Extracted records:
※ ※ ※

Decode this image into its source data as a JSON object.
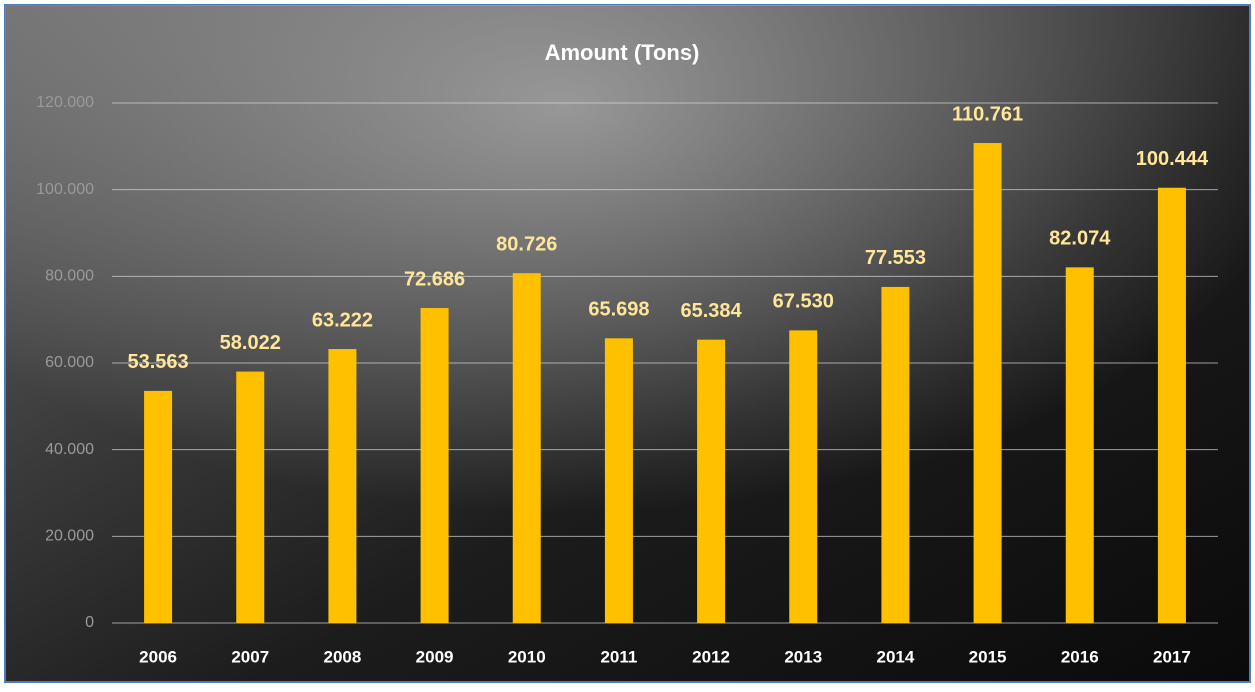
{
  "chart_data": {
    "type": "bar",
    "title": "Amount (Tons)",
    "categories": [
      "2006",
      "2007",
      "2008",
      "2009",
      "2010",
      "2011",
      "2012",
      "2013",
      "2014",
      "2015",
      "2016",
      "2017"
    ],
    "values": [
      53563,
      58022,
      63222,
      72686,
      80726,
      65698,
      65384,
      67530,
      77553,
      110761,
      82074,
      100444
    ],
    "value_labels": [
      "53.563",
      "58.022",
      "63.222",
      "72.686",
      "80.726",
      "65.698",
      "65.384",
      "67.530",
      "77.553",
      "110.761",
      "82.074",
      "100.444"
    ],
    "color": "#ffc000",
    "ylim": [
      0,
      120000
    ],
    "yticks": [
      0,
      {
        "value": 20000,
        "label": "20.000"
      },
      {
        "value": 40000,
        "label": "40.000"
      },
      {
        "value": 60000,
        "label": "60.000"
      },
      {
        "value": 80000,
        "label": "80.000"
      },
      {
        "value": 100000,
        "label": "100.000"
      },
      {
        "value": 120000,
        "label": "120.000"
      }
    ],
    "grid": true
  }
}
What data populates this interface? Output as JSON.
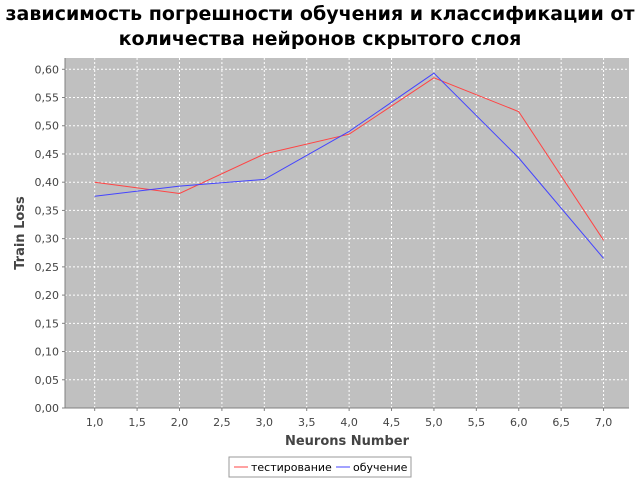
{
  "chart_data": {
    "type": "line",
    "title_line1": "зависимость погрешности обучения и классификации от",
    "title_line2": "количества нейронов скрытого слоя",
    "xlabel": "Neurons Number",
    "ylabel": "Train Loss",
    "xlim": [
      0.65,
      7.3
    ],
    "ylim": [
      0.0,
      0.62
    ],
    "x_ticks": [
      "1,0",
      "1,5",
      "2,0",
      "2,5",
      "3,0",
      "3,5",
      "4,0",
      "4,5",
      "5,0",
      "5,5",
      "6,0",
      "6,5",
      "7,0"
    ],
    "y_ticks": [
      "0,00",
      "0,05",
      "0,10",
      "0,15",
      "0,20",
      "0,25",
      "0,30",
      "0,35",
      "0,40",
      "0,45",
      "0,50",
      "0,55",
      "0,60"
    ],
    "x": [
      1,
      2,
      3,
      4,
      5,
      6,
      7
    ],
    "series": [
      {
        "name": "тестирование",
        "color": "#ff4444",
        "values": [
          0.4,
          0.38,
          0.45,
          0.485,
          0.585,
          0.525,
          0.297
        ]
      },
      {
        "name": "обучение",
        "color": "#4444ff",
        "values": [
          0.375,
          0.393,
          0.405,
          0.49,
          0.593,
          0.443,
          0.265
        ]
      }
    ],
    "grid": true,
    "plot_background": "#c0c0c0",
    "legend_position": "bottom-center"
  }
}
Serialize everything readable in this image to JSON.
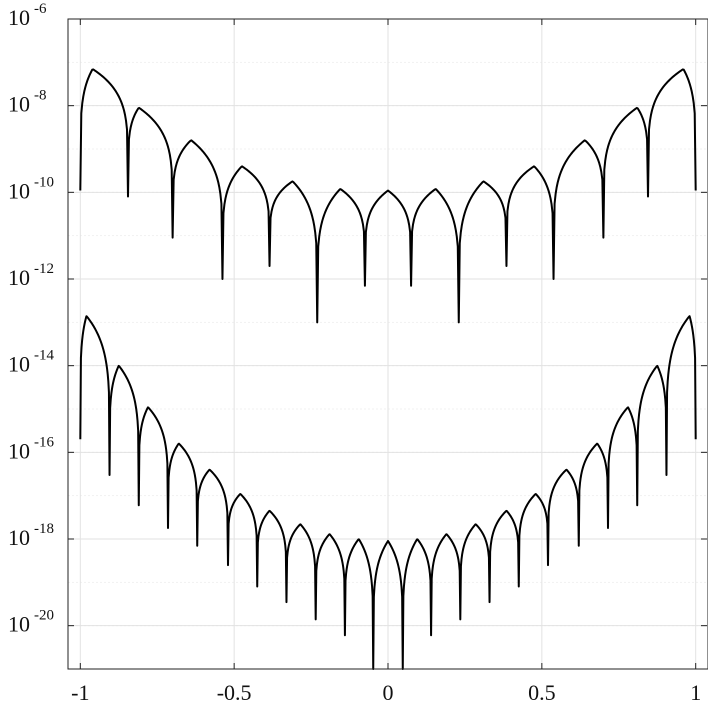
{
  "chart_data": {
    "type": "line",
    "title": "",
    "xlabel": "",
    "ylabel": "",
    "xlim": [
      -1.04,
      1.04
    ],
    "ylim": [
      1e-21,
      1e-06
    ],
    "yscale": "log",
    "grid": true,
    "xticks": [
      -1,
      -0.5,
      0,
      0.5,
      1
    ],
    "xtick_labels": [
      "-1",
      "-0.5",
      "0",
      "0.5",
      "1"
    ],
    "yticks": [
      {
        "base": "10",
        "exp": "-6",
        "value": 1e-06
      },
      {
        "base": "10",
        "exp": "-8",
        "value": 1e-08
      },
      {
        "base": "10",
        "exp": "-10",
        "value": 1e-10
      },
      {
        "base": "10",
        "exp": "-12",
        "value": 1e-12
      },
      {
        "base": "10",
        "exp": "-14",
        "value": 1e-14
      },
      {
        "base": "10",
        "exp": "-16",
        "value": 1e-16
      },
      {
        "base": "10",
        "exp": "-18",
        "value": 1e-18
      },
      {
        "base": "10",
        "exp": "-20",
        "value": 1e-20
      }
    ],
    "line_color": "#000000",
    "series": [
      {
        "peaks": [
          {
            "x": -0.96,
            "y": 7e-08
          },
          {
            "x": -0.81,
            "y": 9e-09
          },
          {
            "x": -0.64,
            "y": 1.6e-09
          },
          {
            "x": -0.475,
            "y": 4e-10
          },
          {
            "x": -0.31,
            "y": 1.8e-10
          },
          {
            "x": -0.155,
            "y": 1.2e-10
          },
          {
            "x": 0.0,
            "y": 1.1e-10
          },
          {
            "x": 0.155,
            "y": 1.2e-10
          },
          {
            "x": 0.31,
            "y": 1.8e-10
          },
          {
            "x": 0.475,
            "y": 4e-10
          },
          {
            "x": 0.64,
            "y": 1.6e-09
          },
          {
            "x": 0.81,
            "y": 9e-09
          },
          {
            "x": 0.96,
            "y": 7e-08
          }
        ],
        "zeros": [
          {
            "x": -1.0,
            "y": 1.1e-10
          },
          {
            "x": -0.845,
            "y": 8e-11
          },
          {
            "x": -0.7,
            "y": 9e-12
          },
          {
            "x": -0.538,
            "y": 1e-12
          },
          {
            "x": -0.385,
            "y": 2e-12
          },
          {
            "x": -0.23,
            "y": 1e-13
          },
          {
            "x": -0.075,
            "y": 7e-13
          },
          {
            "x": 0.075,
            "y": 7e-13
          },
          {
            "x": 0.23,
            "y": 1e-13
          },
          {
            "x": 0.385,
            "y": 2e-12
          },
          {
            "x": 0.538,
            "y": 1e-12
          },
          {
            "x": 0.7,
            "y": 9e-12
          },
          {
            "x": 0.845,
            "y": 8e-11
          },
          {
            "x": 1.0,
            "y": 1.1e-10
          }
        ]
      },
      {
        "peaks": [
          {
            "x": -0.98,
            "y": 1.4e-13
          },
          {
            "x": -0.875,
            "y": 1e-14
          },
          {
            "x": -0.78,
            "y": 1.1e-15
          },
          {
            "x": -0.68,
            "y": 1.6e-16
          },
          {
            "x": -0.58,
            "y": 4e-17
          },
          {
            "x": -0.48,
            "y": 1.1e-17
          },
          {
            "x": -0.385,
            "y": 4.5e-18
          },
          {
            "x": -0.285,
            "y": 2.2e-18
          },
          {
            "x": -0.19,
            "y": 1.3e-18
          },
          {
            "x": -0.095,
            "y": 1e-18
          },
          {
            "x": 0.0,
            "y": 9e-19
          },
          {
            "x": 0.095,
            "y": 1e-18
          },
          {
            "x": 0.19,
            "y": 1.3e-18
          },
          {
            "x": 0.285,
            "y": 2.2e-18
          },
          {
            "x": 0.385,
            "y": 4.5e-18
          },
          {
            "x": 0.48,
            "y": 1.1e-17
          },
          {
            "x": 0.58,
            "y": 4e-17
          },
          {
            "x": 0.68,
            "y": 1.6e-16
          },
          {
            "x": 0.78,
            "y": 1.1e-15
          },
          {
            "x": 0.875,
            "y": 1e-14
          },
          {
            "x": 0.98,
            "y": 1.4e-13
          }
        ],
        "zeros": [
          {
            "x": -1.0,
            "y": 2e-16
          },
          {
            "x": -0.905,
            "y": 3e-17
          },
          {
            "x": -0.81,
            "y": 6e-18
          },
          {
            "x": -0.715,
            "y": 1.8e-18
          },
          {
            "x": -0.62,
            "y": 7e-19
          },
          {
            "x": -0.52,
            "y": 2.5e-19
          },
          {
            "x": -0.425,
            "y": 8e-20
          },
          {
            "x": -0.33,
            "y": 3.5e-20
          },
          {
            "x": -0.235,
            "y": 1.4e-20
          },
          {
            "x": -0.14,
            "y": 6e-21
          },
          {
            "x": -0.048,
            "y": 1e-21
          },
          {
            "x": 0.048,
            "y": 1e-21
          },
          {
            "x": 0.14,
            "y": 6e-21
          },
          {
            "x": 0.235,
            "y": 1.4e-20
          },
          {
            "x": 0.33,
            "y": 3.5e-20
          },
          {
            "x": 0.425,
            "y": 8e-20
          },
          {
            "x": 0.52,
            "y": 2.5e-19
          },
          {
            "x": 0.62,
            "y": 7e-19
          },
          {
            "x": 0.715,
            "y": 1.8e-18
          },
          {
            "x": 0.81,
            "y": 6e-18
          },
          {
            "x": 0.905,
            "y": 3e-17
          },
          {
            "x": 1.0,
            "y": 2e-16
          }
        ]
      }
    ]
  }
}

※ ※ ※

*Given instruction*
Give the count of lines in the listing that hold the word "this", with no other text.

*Written response*
3